[Saved data entries]
* * *
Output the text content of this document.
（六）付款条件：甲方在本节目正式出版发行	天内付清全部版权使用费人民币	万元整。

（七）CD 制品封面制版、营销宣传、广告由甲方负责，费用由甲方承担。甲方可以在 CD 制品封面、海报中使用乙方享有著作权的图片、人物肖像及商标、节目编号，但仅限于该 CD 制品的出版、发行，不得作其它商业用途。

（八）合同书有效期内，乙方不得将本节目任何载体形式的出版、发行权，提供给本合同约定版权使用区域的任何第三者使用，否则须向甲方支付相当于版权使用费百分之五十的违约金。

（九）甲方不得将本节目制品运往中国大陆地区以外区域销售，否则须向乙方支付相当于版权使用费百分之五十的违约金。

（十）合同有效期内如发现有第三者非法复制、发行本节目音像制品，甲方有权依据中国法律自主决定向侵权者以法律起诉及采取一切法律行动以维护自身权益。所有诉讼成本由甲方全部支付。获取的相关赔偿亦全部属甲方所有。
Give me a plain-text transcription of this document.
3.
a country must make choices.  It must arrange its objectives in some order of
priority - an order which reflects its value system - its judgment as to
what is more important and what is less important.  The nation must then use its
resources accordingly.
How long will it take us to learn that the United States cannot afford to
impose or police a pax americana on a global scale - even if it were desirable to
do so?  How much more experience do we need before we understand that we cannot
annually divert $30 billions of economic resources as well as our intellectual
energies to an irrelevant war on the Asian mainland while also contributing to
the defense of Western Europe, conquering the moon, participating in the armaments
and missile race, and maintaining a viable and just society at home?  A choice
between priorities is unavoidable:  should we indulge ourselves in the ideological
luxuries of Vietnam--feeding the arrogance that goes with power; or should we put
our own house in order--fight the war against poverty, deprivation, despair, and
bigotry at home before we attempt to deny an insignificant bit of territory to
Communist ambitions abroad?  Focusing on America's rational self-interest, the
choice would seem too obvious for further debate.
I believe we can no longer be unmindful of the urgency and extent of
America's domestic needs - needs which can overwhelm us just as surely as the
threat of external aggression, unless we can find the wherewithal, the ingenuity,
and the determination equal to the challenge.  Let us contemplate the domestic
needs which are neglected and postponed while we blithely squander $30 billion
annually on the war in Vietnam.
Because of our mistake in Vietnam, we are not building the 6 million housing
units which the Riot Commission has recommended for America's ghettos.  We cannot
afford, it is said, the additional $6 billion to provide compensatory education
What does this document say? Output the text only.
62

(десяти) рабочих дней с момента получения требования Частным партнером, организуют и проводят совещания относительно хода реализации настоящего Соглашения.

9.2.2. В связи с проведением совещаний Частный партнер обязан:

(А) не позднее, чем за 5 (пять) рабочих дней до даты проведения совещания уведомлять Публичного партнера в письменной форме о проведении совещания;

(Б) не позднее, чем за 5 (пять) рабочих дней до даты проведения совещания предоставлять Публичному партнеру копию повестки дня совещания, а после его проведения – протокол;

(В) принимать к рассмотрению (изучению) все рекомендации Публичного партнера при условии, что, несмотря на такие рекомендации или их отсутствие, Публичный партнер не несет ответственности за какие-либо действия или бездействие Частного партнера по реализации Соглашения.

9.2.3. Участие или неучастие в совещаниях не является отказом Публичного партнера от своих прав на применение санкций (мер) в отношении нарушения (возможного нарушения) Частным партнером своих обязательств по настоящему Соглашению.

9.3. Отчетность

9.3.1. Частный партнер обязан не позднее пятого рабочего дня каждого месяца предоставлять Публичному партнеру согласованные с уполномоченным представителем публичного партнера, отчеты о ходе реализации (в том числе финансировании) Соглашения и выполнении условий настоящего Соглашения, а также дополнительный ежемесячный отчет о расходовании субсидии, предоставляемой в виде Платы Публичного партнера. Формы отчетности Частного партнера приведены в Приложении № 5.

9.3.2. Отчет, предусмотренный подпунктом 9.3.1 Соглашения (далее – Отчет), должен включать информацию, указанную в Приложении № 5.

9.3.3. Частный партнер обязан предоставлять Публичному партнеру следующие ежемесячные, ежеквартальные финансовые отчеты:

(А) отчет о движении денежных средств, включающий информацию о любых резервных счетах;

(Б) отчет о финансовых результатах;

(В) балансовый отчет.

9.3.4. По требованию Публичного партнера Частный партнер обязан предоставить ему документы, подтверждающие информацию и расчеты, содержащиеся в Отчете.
* * *
What to produce. Using the listing above, reproduce each line without omission.

Solution for this problem.
Output the text content of this document.
（六）付款条件：甲方在本节目正式出版发行	天内付清全部版权使用费人民币	万元整。

（七）CD 制品封面制版、营销宣传、广告由甲方负责，费用由甲方承担。甲方可以在 CD 制品封面、海报中使用乙方享有著作权的图片、人物肖像及商标、节目编号，但仅限于该 CD 制品的出版、发行，不得作其它商业用途。

（八）合同书有效期内，乙方不得将本节目任何载体形式的出版、发行权，提供给本合同约定版权使用区域的任何第三者使用，否则须向甲方支付相当于版权使用费百分之五十的违约金。

（九）甲方不得将本节目制品运往中国大陆地区以外区域销售，否则须向乙方支付相当于版权使用费百分之五十的违约金。

（十）合同有效期内如发现有第三者非法复制、发行本节目音像制品，甲方有权依据中国法律自主决定向侵权者以法律起诉及采取一切法律行动以维护自身权益。所有诉讼成本由甲方全部支付。获取的相关赔偿亦全部属甲方所有。
Give me a plain-text transcription of this document.
3.
a country must make choices.  It must arrange its objectives in some order of
priority - an order which reflects its value system - its judgment as to
what is more important and what is less important.  The nation must then use its
resources accordingly.
How long will it take us to learn that the United States cannot afford to
impose or police a pax americana on a global scale - even if it were desirable to
do so?  How much more experience do we need before we understand that we cannot
annually divert $30 billions of economic resources as well as our intellectual
energies to an irrelevant war on the Asian mainland while also contributing to
the defense of Western Europe, conquering the moon, participating in the armaments
and missile race, and maintaining a viable and just society at home?  A choice
between priorities is unavoidable:  should we indulge ourselves in the ideological
luxuries of Vietnam--feeding the arrogance that goes with power; or should we put
our own house in order--fight the war against poverty, deprivation, despair, and
bigotry at home before we attempt to deny an insignificant bit of territory to
Communist ambitions abroad?  Focusing on America's rational self-interest, the
choice would seem too obvious for further debate.
I believe we can no longer be unmindful of the urgency and extent of
America's domestic needs - needs which can overwhelm us just as surely as the
threat of external aggression, unless we can find the wherewithal, the ingenuity,
and the determination equal to the challenge.  Let us contemplate the domestic
needs which are neglected and postponed while we blithely squander $30 billion
annually on the war in Vietnam.
Because of our mistake in Vietnam, we are not building the 6 million housing
units which the Riot Commission has recommended for America's ghettos.  We cannot
afford, it is said, the additional $6 billion to provide compensatory education
What does this document say? Output the text only.
62

(десяти) рабочих дней с момента получения требования Частным партнером, организуют и проводят совещания относительно хода реализации настоящего Соглашения.

9.2.2. В связи с проведением совещаний Частный партнер обязан:

(А) не позднее, чем за 5 (пять) рабочих дней до даты проведения совещания уведомлять Публичного партнера в письменной форме о проведении совещания;

(Б) не позднее, чем за 5 (пять) рабочих дней до даты проведения совещания предоставлять Публичному партнеру копию повестки дня совещания, а после его проведения – протокол;

(В) принимать к рассмотрению (изучению) все рекомендации Публичного партнера при условии, что, несмотря на такие рекомендации или их отсутствие, Публичный партнер не несет ответственности за какие-либо действия или бездействие Частного партнера по реализации Соглашения.

9.2.3. Участие или неучастие в совещаниях не является отказом Публичного партнера от своих прав на применение санкций (мер) в отношении нарушения (возможного нарушения) Частным партнером своих обязательств по настоящему Соглашению.

9.3. Отчетность

9.3.1. Частный партнер обязан не позднее пятого рабочего дня каждого месяца предоставлять Публичному партнеру согласованные с уполномоченным представителем публичного партнера, отчеты о ходе реализации (в том числе финансировании) Соглашения и выполнении условий настоящего Соглашения, а также дополнительный ежемесячный отчет о расходовании субсидии, предоставляемой в виде Платы Публичного партнера. Формы отчетности Частного партнера приведены в Приложении № 5.

9.3.2. Отчет, предусмотренный подпунктом 9.3.1 Соглашения (далее – Отчет), должен включать информацию, указанную в Приложении № 5.

9.3.3. Частный партнер обязан предоставлять Публичному партнеру следующие ежемесячные, ежеквартальные финансовые отчеты:

(А) отчет о движении денежных средств, включающий информацию о любых резервных счетах;

(Б) отчет о финансовых результатах;

(В) балансовый отчет.

9.3.4. По требованию Публичного партнера Частный партнер обязан предоставить ему документы, подтверждающие информацию и расчеты, содержащиеся в Отчете.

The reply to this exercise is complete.